STATED TASK ▸
From the listing below, tally the lines that include "water". Return only the total.

(Saved data entries)
▼
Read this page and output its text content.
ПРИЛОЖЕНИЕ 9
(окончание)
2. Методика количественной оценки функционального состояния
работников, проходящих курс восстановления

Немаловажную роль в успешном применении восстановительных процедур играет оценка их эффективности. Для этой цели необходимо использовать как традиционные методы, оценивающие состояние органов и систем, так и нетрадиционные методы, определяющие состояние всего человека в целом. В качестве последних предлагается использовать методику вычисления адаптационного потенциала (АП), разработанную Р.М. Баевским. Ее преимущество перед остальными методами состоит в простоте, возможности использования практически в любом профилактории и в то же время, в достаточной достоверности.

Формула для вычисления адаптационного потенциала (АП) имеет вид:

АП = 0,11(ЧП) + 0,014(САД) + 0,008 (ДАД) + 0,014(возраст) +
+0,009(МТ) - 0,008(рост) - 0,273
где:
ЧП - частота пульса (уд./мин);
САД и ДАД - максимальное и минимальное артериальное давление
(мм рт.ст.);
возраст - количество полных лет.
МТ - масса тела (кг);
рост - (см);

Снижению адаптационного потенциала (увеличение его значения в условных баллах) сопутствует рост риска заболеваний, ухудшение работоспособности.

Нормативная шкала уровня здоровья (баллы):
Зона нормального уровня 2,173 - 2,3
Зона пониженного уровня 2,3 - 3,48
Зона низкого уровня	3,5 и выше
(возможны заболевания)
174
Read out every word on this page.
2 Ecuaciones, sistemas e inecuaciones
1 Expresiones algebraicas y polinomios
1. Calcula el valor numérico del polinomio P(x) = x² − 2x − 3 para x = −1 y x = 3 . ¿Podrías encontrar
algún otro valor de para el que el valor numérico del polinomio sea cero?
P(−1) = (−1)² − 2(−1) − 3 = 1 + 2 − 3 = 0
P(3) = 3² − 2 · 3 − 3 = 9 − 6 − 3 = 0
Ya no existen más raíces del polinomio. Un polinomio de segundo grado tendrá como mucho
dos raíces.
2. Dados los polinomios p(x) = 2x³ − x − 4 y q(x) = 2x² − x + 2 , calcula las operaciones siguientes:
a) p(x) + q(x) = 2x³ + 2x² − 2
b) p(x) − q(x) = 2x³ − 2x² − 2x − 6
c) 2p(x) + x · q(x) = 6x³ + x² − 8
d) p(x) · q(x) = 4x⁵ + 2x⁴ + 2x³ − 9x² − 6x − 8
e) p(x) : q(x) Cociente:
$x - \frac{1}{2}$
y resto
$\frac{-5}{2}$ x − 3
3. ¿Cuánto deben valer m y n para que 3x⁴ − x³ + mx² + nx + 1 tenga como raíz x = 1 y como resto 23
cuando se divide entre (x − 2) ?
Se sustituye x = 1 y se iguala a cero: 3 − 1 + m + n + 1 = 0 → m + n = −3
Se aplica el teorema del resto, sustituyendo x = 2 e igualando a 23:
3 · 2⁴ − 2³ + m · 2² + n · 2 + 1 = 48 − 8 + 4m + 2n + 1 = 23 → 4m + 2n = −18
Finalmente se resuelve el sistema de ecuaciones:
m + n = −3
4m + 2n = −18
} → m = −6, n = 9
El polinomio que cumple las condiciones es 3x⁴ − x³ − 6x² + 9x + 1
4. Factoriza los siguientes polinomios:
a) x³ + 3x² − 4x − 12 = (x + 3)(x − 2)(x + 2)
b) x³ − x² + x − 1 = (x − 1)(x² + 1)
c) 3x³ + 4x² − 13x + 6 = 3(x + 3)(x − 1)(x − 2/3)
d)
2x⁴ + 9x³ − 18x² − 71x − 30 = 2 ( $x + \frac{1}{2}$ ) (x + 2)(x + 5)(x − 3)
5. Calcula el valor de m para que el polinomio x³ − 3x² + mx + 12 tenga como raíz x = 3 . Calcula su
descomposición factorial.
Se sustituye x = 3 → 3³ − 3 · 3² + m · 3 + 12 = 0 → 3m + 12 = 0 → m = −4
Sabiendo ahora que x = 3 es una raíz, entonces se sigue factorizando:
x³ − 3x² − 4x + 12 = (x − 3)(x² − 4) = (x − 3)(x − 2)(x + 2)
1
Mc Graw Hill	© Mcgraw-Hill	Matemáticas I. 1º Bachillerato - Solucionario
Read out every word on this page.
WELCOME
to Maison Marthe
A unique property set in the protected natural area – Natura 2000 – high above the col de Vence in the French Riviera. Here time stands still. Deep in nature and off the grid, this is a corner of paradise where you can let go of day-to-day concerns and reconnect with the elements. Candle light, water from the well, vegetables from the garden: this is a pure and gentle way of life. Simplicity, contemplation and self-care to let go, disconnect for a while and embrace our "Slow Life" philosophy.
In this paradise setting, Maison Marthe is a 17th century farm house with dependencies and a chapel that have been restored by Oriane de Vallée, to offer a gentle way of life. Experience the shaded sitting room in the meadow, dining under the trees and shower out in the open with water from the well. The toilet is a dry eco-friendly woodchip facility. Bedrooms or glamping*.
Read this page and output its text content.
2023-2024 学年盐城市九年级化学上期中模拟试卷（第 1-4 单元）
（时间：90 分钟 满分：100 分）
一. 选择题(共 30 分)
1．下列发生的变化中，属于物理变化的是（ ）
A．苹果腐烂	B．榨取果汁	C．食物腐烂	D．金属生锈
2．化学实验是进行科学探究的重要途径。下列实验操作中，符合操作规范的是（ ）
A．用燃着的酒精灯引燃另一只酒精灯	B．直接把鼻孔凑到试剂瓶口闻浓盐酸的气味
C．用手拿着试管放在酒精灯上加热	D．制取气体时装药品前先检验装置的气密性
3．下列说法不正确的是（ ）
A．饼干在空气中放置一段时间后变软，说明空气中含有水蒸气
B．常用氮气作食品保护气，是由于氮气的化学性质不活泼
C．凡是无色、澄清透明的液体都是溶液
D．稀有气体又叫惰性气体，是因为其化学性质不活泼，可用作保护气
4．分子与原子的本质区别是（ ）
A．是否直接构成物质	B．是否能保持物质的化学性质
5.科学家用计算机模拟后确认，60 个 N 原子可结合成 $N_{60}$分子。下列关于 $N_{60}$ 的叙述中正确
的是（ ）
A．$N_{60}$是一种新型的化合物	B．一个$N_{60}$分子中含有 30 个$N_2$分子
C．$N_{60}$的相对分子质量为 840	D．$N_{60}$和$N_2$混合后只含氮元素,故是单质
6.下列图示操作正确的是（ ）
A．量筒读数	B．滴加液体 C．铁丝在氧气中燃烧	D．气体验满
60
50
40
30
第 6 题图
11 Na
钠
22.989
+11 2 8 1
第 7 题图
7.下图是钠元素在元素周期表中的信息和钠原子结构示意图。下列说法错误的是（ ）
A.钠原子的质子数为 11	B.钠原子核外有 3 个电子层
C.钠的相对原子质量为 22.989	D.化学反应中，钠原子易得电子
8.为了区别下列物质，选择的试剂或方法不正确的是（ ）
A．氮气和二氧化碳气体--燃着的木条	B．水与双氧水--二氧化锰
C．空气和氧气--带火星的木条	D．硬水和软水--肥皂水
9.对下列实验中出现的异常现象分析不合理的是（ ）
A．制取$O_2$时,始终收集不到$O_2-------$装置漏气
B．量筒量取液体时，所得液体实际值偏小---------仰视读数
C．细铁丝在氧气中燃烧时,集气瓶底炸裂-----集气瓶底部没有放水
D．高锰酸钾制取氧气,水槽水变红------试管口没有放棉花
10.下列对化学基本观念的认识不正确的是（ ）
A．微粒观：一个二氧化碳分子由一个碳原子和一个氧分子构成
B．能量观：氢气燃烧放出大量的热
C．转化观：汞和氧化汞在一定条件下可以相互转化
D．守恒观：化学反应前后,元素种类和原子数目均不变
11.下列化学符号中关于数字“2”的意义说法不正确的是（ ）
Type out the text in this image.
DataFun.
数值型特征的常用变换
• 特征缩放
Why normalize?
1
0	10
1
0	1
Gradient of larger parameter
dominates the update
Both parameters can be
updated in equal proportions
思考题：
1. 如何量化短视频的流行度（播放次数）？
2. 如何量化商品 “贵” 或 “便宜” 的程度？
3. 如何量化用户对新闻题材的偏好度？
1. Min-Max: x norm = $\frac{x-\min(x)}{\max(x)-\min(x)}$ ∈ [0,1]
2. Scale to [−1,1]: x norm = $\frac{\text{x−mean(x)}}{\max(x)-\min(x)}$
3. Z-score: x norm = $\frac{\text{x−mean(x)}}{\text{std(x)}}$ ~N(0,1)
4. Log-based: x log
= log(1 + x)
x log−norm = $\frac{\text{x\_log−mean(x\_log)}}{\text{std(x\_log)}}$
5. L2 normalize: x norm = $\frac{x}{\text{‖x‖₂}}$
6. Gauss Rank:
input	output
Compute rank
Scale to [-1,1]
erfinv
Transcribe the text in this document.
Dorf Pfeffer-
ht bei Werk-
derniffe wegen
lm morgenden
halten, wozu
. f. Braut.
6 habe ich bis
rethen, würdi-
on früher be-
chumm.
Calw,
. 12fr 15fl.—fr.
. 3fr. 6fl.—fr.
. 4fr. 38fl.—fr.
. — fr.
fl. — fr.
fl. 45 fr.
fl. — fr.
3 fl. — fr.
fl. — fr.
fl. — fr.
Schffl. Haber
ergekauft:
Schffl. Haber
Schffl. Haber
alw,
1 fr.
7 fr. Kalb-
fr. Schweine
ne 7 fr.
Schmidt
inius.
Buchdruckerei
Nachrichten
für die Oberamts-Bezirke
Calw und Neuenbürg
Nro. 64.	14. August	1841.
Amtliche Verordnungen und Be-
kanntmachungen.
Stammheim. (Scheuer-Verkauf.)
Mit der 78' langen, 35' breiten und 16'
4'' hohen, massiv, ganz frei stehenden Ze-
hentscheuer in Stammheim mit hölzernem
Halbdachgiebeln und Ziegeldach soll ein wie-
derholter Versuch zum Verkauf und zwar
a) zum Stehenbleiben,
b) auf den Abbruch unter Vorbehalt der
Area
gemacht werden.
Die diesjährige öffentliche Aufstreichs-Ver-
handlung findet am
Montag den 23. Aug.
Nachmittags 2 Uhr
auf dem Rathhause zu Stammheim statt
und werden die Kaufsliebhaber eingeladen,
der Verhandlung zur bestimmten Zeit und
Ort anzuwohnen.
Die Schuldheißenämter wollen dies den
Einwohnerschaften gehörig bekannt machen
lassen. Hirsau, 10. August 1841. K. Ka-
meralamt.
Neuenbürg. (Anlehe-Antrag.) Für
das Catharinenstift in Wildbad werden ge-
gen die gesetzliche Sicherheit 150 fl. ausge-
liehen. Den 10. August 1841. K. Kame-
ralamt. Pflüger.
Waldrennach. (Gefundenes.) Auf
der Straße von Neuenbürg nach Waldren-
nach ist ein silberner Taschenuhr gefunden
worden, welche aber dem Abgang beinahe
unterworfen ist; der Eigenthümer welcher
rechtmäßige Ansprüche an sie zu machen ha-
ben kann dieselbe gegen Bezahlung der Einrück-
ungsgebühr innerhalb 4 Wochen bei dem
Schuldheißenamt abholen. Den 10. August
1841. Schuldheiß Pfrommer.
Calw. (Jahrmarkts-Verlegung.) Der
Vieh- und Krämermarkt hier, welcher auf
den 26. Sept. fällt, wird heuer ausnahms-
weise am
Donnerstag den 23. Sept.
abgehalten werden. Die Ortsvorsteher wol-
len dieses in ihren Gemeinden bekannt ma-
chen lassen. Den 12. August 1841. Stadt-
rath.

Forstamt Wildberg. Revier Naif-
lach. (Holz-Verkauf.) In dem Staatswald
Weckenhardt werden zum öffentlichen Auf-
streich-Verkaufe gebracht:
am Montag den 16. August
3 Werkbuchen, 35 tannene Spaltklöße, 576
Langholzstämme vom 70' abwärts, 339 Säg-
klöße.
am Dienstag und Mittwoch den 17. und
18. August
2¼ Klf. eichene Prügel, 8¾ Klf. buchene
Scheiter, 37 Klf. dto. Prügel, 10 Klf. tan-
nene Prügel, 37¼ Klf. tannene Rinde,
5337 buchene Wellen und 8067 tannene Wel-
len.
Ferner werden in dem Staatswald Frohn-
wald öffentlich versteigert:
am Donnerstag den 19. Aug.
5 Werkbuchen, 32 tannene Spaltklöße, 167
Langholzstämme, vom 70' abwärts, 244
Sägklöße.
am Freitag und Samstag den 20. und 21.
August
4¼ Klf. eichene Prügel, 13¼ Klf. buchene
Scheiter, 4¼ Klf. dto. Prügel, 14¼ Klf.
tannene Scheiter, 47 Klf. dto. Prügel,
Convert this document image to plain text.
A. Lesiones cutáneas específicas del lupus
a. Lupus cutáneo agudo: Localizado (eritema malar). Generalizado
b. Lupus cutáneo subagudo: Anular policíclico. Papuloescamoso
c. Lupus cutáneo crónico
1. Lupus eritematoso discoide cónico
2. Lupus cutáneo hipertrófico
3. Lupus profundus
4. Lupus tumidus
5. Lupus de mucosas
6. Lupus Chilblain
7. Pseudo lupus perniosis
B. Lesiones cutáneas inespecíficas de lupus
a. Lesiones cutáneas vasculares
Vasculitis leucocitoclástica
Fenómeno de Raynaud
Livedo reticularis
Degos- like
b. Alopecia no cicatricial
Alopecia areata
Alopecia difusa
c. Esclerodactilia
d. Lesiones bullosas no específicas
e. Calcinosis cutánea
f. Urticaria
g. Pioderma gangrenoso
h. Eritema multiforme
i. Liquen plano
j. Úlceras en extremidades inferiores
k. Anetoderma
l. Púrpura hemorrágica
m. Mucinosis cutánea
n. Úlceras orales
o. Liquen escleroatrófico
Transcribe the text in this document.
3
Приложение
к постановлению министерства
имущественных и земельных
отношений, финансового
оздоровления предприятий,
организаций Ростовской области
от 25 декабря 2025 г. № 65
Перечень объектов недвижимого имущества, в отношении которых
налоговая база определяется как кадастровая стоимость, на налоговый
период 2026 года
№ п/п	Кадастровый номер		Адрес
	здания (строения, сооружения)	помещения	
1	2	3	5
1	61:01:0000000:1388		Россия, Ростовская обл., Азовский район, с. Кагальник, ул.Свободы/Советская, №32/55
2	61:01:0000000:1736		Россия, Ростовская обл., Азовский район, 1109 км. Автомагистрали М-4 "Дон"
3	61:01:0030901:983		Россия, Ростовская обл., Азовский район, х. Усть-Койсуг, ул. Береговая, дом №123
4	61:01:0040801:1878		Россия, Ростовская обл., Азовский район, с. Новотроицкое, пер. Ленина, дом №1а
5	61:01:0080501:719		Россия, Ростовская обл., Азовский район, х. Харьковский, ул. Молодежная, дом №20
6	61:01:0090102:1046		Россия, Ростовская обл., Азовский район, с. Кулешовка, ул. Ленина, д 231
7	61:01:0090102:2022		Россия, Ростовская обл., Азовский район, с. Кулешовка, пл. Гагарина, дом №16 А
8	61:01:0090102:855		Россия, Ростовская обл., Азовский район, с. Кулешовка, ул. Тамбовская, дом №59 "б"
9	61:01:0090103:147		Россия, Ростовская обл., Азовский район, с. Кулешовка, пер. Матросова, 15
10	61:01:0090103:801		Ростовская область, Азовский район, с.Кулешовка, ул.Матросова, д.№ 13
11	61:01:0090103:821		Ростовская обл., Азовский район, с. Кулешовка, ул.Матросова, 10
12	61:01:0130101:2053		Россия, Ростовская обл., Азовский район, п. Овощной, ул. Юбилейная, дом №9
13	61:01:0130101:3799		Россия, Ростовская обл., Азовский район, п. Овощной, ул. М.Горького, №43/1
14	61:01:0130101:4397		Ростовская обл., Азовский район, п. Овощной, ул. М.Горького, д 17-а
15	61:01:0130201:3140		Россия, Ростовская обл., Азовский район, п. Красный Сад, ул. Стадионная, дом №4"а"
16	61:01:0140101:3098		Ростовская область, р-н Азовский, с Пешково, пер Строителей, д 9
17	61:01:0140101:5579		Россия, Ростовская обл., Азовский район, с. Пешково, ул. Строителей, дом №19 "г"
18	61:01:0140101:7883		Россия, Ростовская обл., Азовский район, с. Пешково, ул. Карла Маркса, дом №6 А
▲
REPLY TO THE EXERCISE ▸
2